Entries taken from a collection
┌────────

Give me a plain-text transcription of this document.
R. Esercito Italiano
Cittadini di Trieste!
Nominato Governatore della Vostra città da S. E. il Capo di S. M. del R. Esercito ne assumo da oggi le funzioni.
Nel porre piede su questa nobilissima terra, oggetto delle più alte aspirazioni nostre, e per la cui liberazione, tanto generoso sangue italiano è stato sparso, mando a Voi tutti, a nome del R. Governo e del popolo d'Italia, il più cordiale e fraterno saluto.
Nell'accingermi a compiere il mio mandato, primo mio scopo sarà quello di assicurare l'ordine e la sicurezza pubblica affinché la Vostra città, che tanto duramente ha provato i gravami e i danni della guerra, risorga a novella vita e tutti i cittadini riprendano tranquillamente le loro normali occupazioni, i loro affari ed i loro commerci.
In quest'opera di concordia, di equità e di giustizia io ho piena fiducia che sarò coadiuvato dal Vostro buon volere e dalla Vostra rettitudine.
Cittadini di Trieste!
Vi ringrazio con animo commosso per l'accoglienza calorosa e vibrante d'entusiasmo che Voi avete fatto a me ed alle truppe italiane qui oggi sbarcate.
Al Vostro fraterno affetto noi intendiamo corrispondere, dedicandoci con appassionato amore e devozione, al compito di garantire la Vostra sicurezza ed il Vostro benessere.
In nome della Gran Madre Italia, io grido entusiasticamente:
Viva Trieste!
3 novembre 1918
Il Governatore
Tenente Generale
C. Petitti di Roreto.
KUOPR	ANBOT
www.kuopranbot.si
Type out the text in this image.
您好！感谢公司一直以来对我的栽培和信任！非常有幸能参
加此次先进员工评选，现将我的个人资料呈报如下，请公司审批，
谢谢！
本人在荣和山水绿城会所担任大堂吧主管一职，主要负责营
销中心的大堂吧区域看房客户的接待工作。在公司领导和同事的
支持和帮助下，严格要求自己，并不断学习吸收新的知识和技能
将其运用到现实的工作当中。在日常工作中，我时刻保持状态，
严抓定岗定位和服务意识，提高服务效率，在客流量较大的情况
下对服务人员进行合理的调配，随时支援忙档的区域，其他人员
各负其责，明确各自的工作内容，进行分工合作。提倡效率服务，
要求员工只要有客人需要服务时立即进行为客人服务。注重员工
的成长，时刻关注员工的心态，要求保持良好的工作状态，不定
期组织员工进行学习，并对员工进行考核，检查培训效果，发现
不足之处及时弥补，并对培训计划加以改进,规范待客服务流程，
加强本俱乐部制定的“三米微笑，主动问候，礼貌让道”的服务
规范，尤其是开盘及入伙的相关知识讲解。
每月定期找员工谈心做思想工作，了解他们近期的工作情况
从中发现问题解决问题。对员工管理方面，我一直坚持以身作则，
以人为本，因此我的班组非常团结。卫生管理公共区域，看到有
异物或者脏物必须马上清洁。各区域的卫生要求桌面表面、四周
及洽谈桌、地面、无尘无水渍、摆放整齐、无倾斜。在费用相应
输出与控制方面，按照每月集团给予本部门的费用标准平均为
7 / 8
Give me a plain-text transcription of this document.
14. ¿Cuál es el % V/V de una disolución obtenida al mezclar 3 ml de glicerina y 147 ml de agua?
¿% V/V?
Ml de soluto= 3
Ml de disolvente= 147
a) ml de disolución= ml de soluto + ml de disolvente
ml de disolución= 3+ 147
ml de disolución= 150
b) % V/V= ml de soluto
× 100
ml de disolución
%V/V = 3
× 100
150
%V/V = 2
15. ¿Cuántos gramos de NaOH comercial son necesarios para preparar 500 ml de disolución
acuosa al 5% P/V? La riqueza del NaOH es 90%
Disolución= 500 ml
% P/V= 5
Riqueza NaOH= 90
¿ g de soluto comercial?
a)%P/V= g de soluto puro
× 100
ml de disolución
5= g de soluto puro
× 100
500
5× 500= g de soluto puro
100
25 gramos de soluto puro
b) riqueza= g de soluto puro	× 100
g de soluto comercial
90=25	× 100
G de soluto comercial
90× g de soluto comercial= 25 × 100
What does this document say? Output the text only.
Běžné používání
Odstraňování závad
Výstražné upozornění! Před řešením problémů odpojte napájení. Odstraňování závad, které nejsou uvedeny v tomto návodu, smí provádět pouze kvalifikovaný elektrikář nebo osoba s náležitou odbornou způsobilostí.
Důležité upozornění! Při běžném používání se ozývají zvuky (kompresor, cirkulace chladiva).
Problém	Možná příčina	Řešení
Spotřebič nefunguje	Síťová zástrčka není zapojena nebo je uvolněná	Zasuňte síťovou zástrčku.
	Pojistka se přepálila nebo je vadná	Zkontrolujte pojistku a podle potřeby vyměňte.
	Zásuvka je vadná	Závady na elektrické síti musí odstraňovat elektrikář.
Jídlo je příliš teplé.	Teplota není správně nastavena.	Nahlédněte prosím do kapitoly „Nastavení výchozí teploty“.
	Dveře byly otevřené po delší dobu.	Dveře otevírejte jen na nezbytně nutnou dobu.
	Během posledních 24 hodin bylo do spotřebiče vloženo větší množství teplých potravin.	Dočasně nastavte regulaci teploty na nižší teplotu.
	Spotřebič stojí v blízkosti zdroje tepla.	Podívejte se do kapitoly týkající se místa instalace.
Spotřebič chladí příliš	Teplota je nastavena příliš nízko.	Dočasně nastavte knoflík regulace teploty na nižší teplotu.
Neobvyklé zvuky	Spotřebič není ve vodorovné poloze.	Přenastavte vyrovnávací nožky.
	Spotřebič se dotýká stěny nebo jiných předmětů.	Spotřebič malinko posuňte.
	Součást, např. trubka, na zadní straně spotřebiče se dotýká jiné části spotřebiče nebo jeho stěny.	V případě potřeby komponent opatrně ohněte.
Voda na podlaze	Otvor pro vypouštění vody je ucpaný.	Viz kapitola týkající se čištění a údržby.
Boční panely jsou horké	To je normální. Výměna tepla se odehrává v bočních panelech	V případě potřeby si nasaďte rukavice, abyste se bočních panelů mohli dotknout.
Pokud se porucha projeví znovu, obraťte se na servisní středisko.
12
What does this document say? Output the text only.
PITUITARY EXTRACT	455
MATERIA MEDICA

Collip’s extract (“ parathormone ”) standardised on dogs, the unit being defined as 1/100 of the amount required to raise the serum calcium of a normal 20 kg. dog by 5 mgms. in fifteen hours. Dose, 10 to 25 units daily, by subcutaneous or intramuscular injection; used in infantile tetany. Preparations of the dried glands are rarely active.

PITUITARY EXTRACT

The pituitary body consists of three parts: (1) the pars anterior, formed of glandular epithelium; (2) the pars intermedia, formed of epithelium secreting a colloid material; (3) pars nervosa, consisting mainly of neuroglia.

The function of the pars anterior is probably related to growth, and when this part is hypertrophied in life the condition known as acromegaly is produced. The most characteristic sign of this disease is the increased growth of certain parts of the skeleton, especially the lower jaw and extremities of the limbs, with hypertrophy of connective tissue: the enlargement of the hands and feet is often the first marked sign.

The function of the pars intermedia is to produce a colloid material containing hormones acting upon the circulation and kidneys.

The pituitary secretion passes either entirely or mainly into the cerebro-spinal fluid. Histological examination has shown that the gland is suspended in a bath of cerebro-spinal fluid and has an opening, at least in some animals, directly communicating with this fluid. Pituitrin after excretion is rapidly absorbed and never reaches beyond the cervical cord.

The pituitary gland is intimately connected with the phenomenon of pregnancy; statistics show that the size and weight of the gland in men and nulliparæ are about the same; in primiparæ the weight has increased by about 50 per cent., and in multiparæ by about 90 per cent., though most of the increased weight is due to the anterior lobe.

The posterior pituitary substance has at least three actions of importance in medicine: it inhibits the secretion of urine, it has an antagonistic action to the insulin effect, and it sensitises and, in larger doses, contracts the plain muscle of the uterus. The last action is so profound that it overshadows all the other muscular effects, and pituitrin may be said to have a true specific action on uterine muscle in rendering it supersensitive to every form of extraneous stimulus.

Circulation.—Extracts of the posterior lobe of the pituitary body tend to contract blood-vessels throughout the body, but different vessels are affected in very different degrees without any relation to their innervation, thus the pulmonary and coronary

└────────

• **What you are asked to do**
Give only the number of lines in the records that contain the string "stěny".

• **Result for this task**
2